======== DATA FOR THIS EXERCISE

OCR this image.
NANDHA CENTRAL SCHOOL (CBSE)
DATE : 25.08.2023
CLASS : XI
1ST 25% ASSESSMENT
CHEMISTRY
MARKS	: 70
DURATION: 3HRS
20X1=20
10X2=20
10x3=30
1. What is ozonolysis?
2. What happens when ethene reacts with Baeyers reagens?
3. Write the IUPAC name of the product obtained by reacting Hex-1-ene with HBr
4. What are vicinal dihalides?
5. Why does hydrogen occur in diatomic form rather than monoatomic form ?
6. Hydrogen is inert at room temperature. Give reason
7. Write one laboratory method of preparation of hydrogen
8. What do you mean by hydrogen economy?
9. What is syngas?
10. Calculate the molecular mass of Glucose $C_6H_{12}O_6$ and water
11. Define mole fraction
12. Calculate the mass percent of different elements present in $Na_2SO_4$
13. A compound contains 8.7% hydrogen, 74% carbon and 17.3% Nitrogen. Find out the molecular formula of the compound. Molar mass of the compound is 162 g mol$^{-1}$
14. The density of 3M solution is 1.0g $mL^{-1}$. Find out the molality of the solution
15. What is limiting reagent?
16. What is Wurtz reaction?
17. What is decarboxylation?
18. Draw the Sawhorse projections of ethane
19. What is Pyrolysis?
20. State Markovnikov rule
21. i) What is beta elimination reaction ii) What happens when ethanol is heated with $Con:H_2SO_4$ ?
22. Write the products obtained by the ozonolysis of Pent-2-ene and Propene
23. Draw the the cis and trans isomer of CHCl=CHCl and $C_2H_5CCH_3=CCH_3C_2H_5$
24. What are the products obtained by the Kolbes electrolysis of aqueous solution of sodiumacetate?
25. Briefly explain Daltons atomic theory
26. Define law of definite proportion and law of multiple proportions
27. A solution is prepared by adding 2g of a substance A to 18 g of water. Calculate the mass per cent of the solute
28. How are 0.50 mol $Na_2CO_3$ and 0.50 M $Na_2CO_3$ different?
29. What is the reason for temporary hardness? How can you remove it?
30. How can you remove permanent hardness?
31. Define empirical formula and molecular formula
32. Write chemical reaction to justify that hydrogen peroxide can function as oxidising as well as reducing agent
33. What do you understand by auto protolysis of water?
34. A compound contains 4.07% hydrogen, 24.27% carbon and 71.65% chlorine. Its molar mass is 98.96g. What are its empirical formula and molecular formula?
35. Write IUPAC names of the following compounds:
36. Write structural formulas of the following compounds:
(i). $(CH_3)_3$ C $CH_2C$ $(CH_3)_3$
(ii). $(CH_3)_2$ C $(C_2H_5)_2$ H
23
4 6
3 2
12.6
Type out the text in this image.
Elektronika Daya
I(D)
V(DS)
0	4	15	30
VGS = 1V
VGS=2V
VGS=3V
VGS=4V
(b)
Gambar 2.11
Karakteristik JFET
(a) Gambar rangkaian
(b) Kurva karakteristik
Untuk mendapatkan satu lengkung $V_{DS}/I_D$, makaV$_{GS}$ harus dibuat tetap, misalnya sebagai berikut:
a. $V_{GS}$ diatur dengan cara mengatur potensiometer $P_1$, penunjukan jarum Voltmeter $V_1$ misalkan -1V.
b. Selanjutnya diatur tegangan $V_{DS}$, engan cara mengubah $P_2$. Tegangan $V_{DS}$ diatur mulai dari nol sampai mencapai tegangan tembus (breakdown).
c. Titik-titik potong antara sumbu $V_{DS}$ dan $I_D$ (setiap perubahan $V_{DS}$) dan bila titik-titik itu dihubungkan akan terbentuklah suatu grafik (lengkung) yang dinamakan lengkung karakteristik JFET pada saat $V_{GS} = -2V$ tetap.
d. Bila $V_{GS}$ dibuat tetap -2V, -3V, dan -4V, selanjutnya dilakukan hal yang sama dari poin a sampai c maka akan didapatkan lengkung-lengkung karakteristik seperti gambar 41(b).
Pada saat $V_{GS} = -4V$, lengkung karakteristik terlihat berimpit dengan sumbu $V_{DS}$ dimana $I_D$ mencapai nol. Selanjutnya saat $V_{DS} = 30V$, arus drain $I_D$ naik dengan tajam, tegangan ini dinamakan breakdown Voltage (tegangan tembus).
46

================

[WRITTEN PROBLEM]:
Every line of the listing that holds "dari" is to be counted; give only the resulting number.

[CORRECT OUTPUT]:
2